◆ Data to use:
::::::::
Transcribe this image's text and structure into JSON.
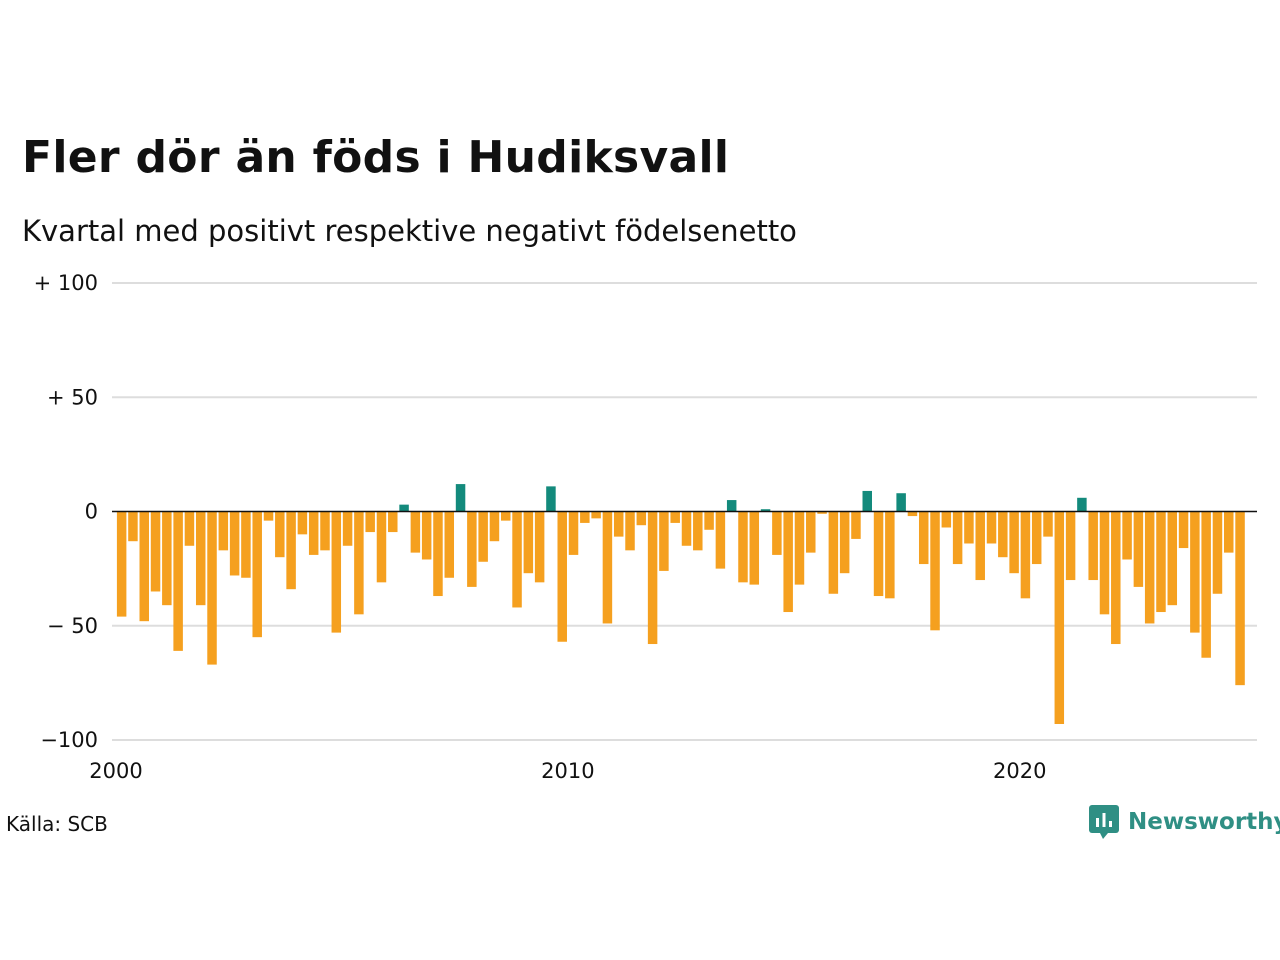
{
  "title": "Fler dör än föds i Hudiksvall",
  "subtitle": "Kvartal med positivt respektive negativt födelsenetto",
  "source": "Källa: SCB",
  "brand": {
    "name": "Newsworthy",
    "icon": "newsworthy-logo-icon",
    "color": "#2f8f84"
  },
  "colors": {
    "positive": "#138a7c",
    "negative": "#f5a01f",
    "grid": "#dddddd",
    "zero_line": "#111111"
  },
  "chart_data": {
    "type": "bar",
    "title": "Fler dör än föds i Hudiksvall",
    "subtitle": "Kvartal med positivt respektive negativt födelsenetto",
    "xlabel": "",
    "ylabel": "",
    "ylim": [
      -100,
      100
    ],
    "xlim": [
      2000,
      2025
    ],
    "grid": true,
    "y_ticks": [
      {
        "value": 100,
        "label": "+ 100"
      },
      {
        "value": 50,
        "label": "+  50"
      },
      {
        "value": 0,
        "label": "0"
      },
      {
        "value": -50,
        "label": "− 50"
      },
      {
        "value": -100,
        "label": "−100"
      }
    ],
    "x_ticks": [
      {
        "value": 2000,
        "label": "2000"
      },
      {
        "value": 2010,
        "label": "2010"
      },
      {
        "value": 2020,
        "label": "2020"
      }
    ],
    "categories": [
      "2000 K1",
      "2000 K2",
      "2000 K3",
      "2000 K4",
      "2001 K1",
      "2001 K2",
      "2001 K3",
      "2001 K4",
      "2002 K1",
      "2002 K2",
      "2002 K3",
      "2002 K4",
      "2003 K1",
      "2003 K2",
      "2003 K3",
      "2003 K4",
      "2004 K1",
      "2004 K2",
      "2004 K3",
      "2004 K4",
      "2005 K1",
      "2005 K2",
      "2005 K3",
      "2005 K4",
      "2006 K1",
      "2006 K2",
      "2006 K3",
      "2006 K4",
      "2007 K1",
      "2007 K2",
      "2007 K3",
      "2007 K4",
      "2008 K1",
      "2008 K2",
      "2008 K3",
      "2008 K4",
      "2009 K1",
      "2009 K2",
      "2009 K3",
      "2009 K4",
      "2010 K1",
      "2010 K2",
      "2010 K3",
      "2010 K4",
      "2011 K1",
      "2011 K2",
      "2011 K3",
      "2011 K4",
      "2012 K1",
      "2012 K2",
      "2012 K3",
      "2012 K4",
      "2013 K1",
      "2013 K2",
      "2013 K3",
      "2013 K4",
      "2014 K1",
      "2014 K2",
      "2014 K3",
      "2014 K4",
      "2015 K1",
      "2015 K2",
      "2015 K3",
      "2015 K4",
      "2016 K1",
      "2016 K2",
      "2016 K3",
      "2016 K4",
      "2017 K1",
      "2017 K2",
      "2017 K3",
      "2017 K4",
      "2018 K1",
      "2018 K2",
      "2018 K3",
      "2018 K4",
      "2019 K1",
      "2019 K2",
      "2019 K3",
      "2019 K4",
      "2020 K1",
      "2020 K2",
      "2020 K3",
      "2020 K4",
      "2021 K1",
      "2021 K2",
      "2021 K3",
      "2021 K4",
      "2022 K1",
      "2022 K2",
      "2022 K3",
      "2022 K4",
      "2023 K1",
      "2023 K2",
      "2023 K3",
      "2023 K4",
      "2024 K1",
      "2024 K2",
      "2024 K3",
      "2024 K4",
      "2025 K1"
    ],
    "values": [
      -46,
      -13,
      -48,
      -35,
      -41,
      -61,
      -15,
      -41,
      -67,
      -17,
      -28,
      -29,
      -55,
      -4,
      -20,
      -34,
      -10,
      -19,
      -17,
      -53,
      -15,
      -45,
      -9,
      -31,
      -9,
      3,
      -18,
      -21,
      -37,
      -29,
      12,
      -33,
      -22,
      -13,
      -4,
      -42,
      -27,
      -31,
      11,
      -57,
      -19,
      -5,
      -3,
      -49,
      -11,
      -17,
      -6,
      -58,
      -26,
      -5,
      -15,
      -17,
      -8,
      -25,
      5,
      -31,
      -32,
      1,
      -19,
      -44,
      -32,
      -18,
      -1,
      -36,
      -27,
      -12,
      9,
      -37,
      -38,
      8,
      -2,
      -23,
      -52,
      -7,
      -23,
      -14,
      -30,
      -14,
      -20,
      -27,
      -38,
      -23,
      -11,
      -93,
      -30,
      6,
      -30,
      -45,
      -58,
      -21,
      -33,
      -49,
      -44,
      -41,
      -16,
      -53,
      -64,
      -36,
      -18,
      -76,
      0
    ]
  }
}
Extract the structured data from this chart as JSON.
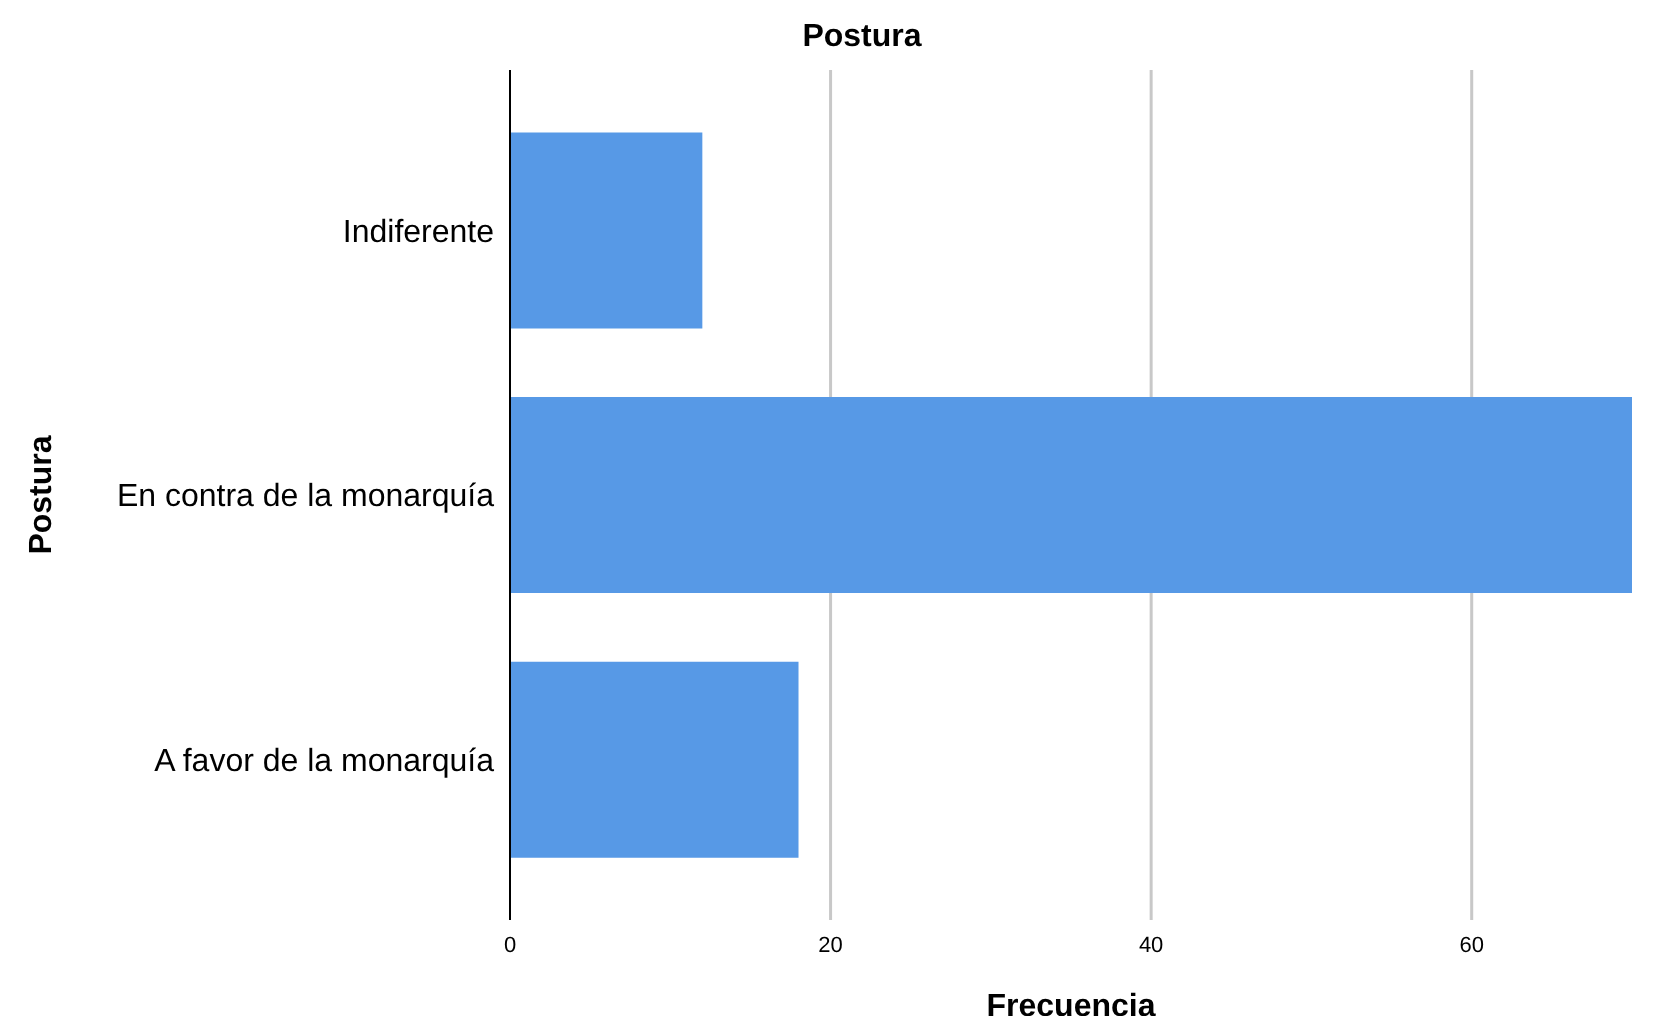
::::::::
◆ Task brief: Repeat the lines above exactly, and keep every picture out.

◆ Problem solution:
Transcribe this image's text and structure into JSON.
{
  "title": "Fler dör än föds i Hudiksvall",
  "subtitle": "Kvartal med positivt respektive negativt födelsenetto",
  "source": "Källa: SCB",
  "brand": {
    "name": "Newsworthy",
    "icon": "newsworthy-logo-icon",
    "color": "#2f8f84"
  },
  "colors": {
    "positive": "#138a7c",
    "negative": "#f5a01f",
    "grid": "#dddddd",
    "zero_line": "#111111"
  },
  "chart_data": {
    "type": "bar",
    "title": "Fler dör än föds i Hudiksvall",
    "subtitle": "Kvartal med positivt respektive negativt födelsenetto",
    "xlabel": "",
    "ylabel": "",
    "ylim": [
      -100,
      100
    ],
    "xlim": [
      2000,
      2025
    ],
    "grid": true,
    "y_ticks": [
      {
        "value": 100,
        "label": "+ 100"
      },
      {
        "value": 50,
        "label": "+  50"
      },
      {
        "value": 0,
        "label": "0"
      },
      {
        "value": -50,
        "label": "− 50"
      },
      {
        "value": -100,
        "label": "−100"
      }
    ],
    "x_ticks": [
      {
        "value": 2000,
        "label": "2000"
      },
      {
        "value": 2010,
        "label": "2010"
      },
      {
        "value": 2020,
        "label": "2020"
      }
    ],
    "categories": [
      "2000 K1",
      "2000 K2",
      "2000 K3",
      "2000 K4",
      "2001 K1",
      "2001 K2",
      "2001 K3",
      "2001 K4",
      "2002 K1",
      "2002 K2",
      "2002 K3",
      "2002 K4",
      "2003 K1",
      "2003 K2",
      "2003 K3",
      "2003 K4",
      "2004 K1",
      "2004 K2",
      "2004 K3",
      "2004 K4",
      "2005 K1",
      "2005 K2",
      "2005 K3",
      "2005 K4",
      "2006 K1",
      "2006 K2",
      "2006 K3",
      "2006 K4",
      "2007 K1",
      "2007 K2",
      "2007 K3",
      "2007 K4",
      "2008 K1",
      "2008 K2",
      "2008 K3",
      "2008 K4",
      "2009 K1",
      "2009 K2",
      "2009 K3",
      "2009 K4",
      "2010 K1",
      "2010 K2",
      "2010 K3",
      "2010 K4",
      "2011 K1",
      "2011 K2",
      "2011 K3",
      "2011 K4",
      "2012 K1",
      "2012 K2",
      "2012 K3",
      "2012 K4",
      "2013 K1",
      "2013 K2",
      "2013 K3",
      "2013 K4",
      "2014 K1",
      "2014 K2",
      "2014 K3",
      "2014 K4",
      "2015 K1",
      "2015 K2",
      "2015 K3",
      "2015 K4",
      "2016 K1",
      "2016 K2",
      "2016 K3",
      "2016 K4",
      "2017 K1",
      "2017 K2",
      "2017 K3",
      "2017 K4",
      "2018 K1",
      "2018 K2",
      "2018 K3",
      "2018 K4",
      "2019 K1",
      "2019 K2",
      "2019 K3",
      "2019 K4",
      "2020 K1",
      "2020 K2",
      "2020 K3",
      "2020 K4",
      "2021 K1",
      "2021 K2",
      "2021 K3",
      "2021 K4",
      "2022 K1",
      "2022 K2",
      "2022 K3",
      "2022 K4",
      "2023 K1",
      "2023 K2",
      "2023 K3",
      "2023 K4",
      "2024 K1",
      "2024 K2",
      "2024 K3",
      "2024 K4",
      "2025 K1"
    ],
    "values": [
      -46,
      -13,
      -48,
      -35,
      -41,
      -61,
      -15,
      -41,
      -67,
      -17,
      -28,
      -29,
      -55,
      -4,
      -20,
      -34,
      -10,
      -19,
      -17,
      -53,
      -15,
      -45,
      -9,
      -31,
      -9,
      3,
      -18,
      -21,
      -37,
      -29,
      12,
      -33,
      -22,
      -13,
      -4,
      -42,
      -27,
      -31,
      11,
      -57,
      -19,
      -5,
      -3,
      -49,
      -11,
      -17,
      -6,
      -58,
      -26,
      -5,
      -15,
      -17,
      -8,
      -25,
      5,
      -31,
      -32,
      1,
      -19,
      -44,
      -32,
      -18,
      -1,
      -36,
      -27,
      -12,
      9,
      -37,
      -38,
      8,
      -2,
      -23,
      -52,
      -7,
      -23,
      -14,
      -30,
      -14,
      -20,
      -27,
      -38,
      -23,
      -11,
      -93,
      -30,
      6,
      -30,
      -45,
      -58,
      -21,
      -33,
      -49,
      -44,
      -41,
      -16,
      -53,
      -64,
      -36,
      -18,
      -76,
      0
    ]
  }
}
Extract the structured data from this chart as JSON.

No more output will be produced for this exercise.